> **THE EXERCISE**
Transcribe each entry below exactly. Pictures do not go in the copy.
— Begin EXTRACTED DATA —
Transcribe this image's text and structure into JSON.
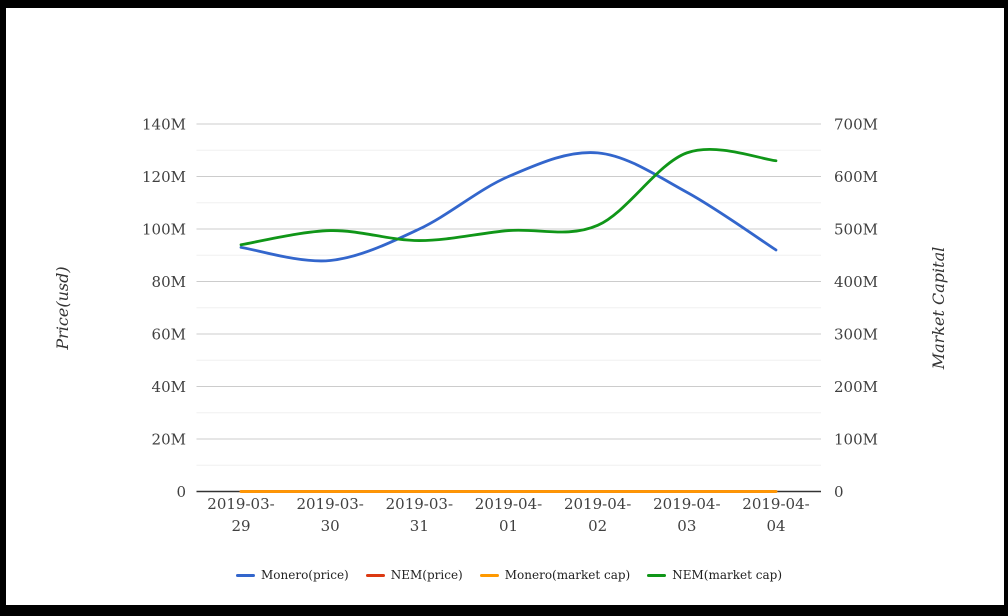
{
  "chart_data": {
    "type": "line",
    "categories": [
      "2019-03-29",
      "2019-03-30",
      "2019-03-31",
      "2019-04-01",
      "2019-04-02",
      "2019-04-03",
      "2019-04-04"
    ],
    "unit": "millions (M)",
    "series": [
      {
        "name": "Monero(price)",
        "axis": "left",
        "color": "#3366cc",
        "values": [
          93,
          88,
          100,
          120,
          129,
          114,
          92
        ]
      },
      {
        "name": "NEM(price)",
        "axis": "left",
        "color": "#dc3912",
        "values": [
          0,
          0,
          0,
          0,
          0,
          0,
          0
        ]
      },
      {
        "name": "Monero(market cap)",
        "axis": "left",
        "color": "#ff9900",
        "values": [
          0,
          0,
          0,
          0,
          0,
          0,
          0
        ]
      },
      {
        "name": "NEM(market cap)",
        "axis": "right",
        "color": "#109618",
        "values": [
          470,
          497,
          478,
          497,
          507,
          645,
          630
        ]
      }
    ],
    "axes": {
      "left": {
        "title": "Price(usd)",
        "ticks": [
          "0",
          "20M",
          "40M",
          "60M",
          "80M",
          "100M",
          "120M",
          "140M"
        ],
        "max_millions": 140
      },
      "right": {
        "title": "Market Capital",
        "ticks": [
          "0",
          "100M",
          "200M",
          "300M",
          "400M",
          "500M",
          "600M",
          "700M"
        ],
        "max_millions": 700
      }
    },
    "grid": true,
    "legend_position": "bottom"
  },
  "colors": {
    "major_grid": "#cccccc",
    "minor_grid": "#f0f0f0",
    "baseline": "#333333",
    "tick_text": "#404040",
    "frame": "#000000"
  }
}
— End EXTRACTED DATA —
> **WRITTEN SOLUTION**
Transcribe this image's text and structure into JSON.
{
  "chart_data": {
    "type": "line",
    "categories": [
      "2019-03-29",
      "2019-03-30",
      "2019-03-31",
      "2019-04-01",
      "2019-04-02",
      "2019-04-03",
      "2019-04-04"
    ],
    "unit": "millions (M)",
    "series": [
      {
        "name": "Monero(price)",
        "axis": "left",
        "color": "#3366cc",
        "values": [
          93,
          88,
          100,
          120,
          129,
          114,
          92
        ]
      },
      {
        "name": "NEM(price)",
        "axis": "left",
        "color": "#dc3912",
        "values": [
          0,
          0,
          0,
          0,
          0,
          0,
          0
        ]
      },
      {
        "name": "Monero(market cap)",
        "axis": "left",
        "color": "#ff9900",
        "values": [
          0,
          0,
          0,
          0,
          0,
          0,
          0
        ]
      },
      {
        "name": "NEM(market cap)",
        "axis": "right",
        "color": "#109618",
        "values": [
          470,
          497,
          478,
          497,
          507,
          645,
          630
        ]
      }
    ],
    "axes": {
      "left": {
        "title": "Price(usd)",
        "ticks": [
          "0",
          "20M",
          "40M",
          "60M",
          "80M",
          "100M",
          "120M",
          "140M"
        ],
        "max_millions": 140
      },
      "right": {
        "title": "Market Capital",
        "ticks": [
          "0",
          "100M",
          "200M",
          "300M",
          "400M",
          "500M",
          "600M",
          "700M"
        ],
        "max_millions": 700
      }
    },
    "grid": true,
    "legend_position": "bottom"
  },
  "colors": {
    "major_grid": "#cccccc",
    "minor_grid": "#f0f0f0",
    "baseline": "#333333",
    "tick_text": "#404040",
    "frame": "#000000"
  }
}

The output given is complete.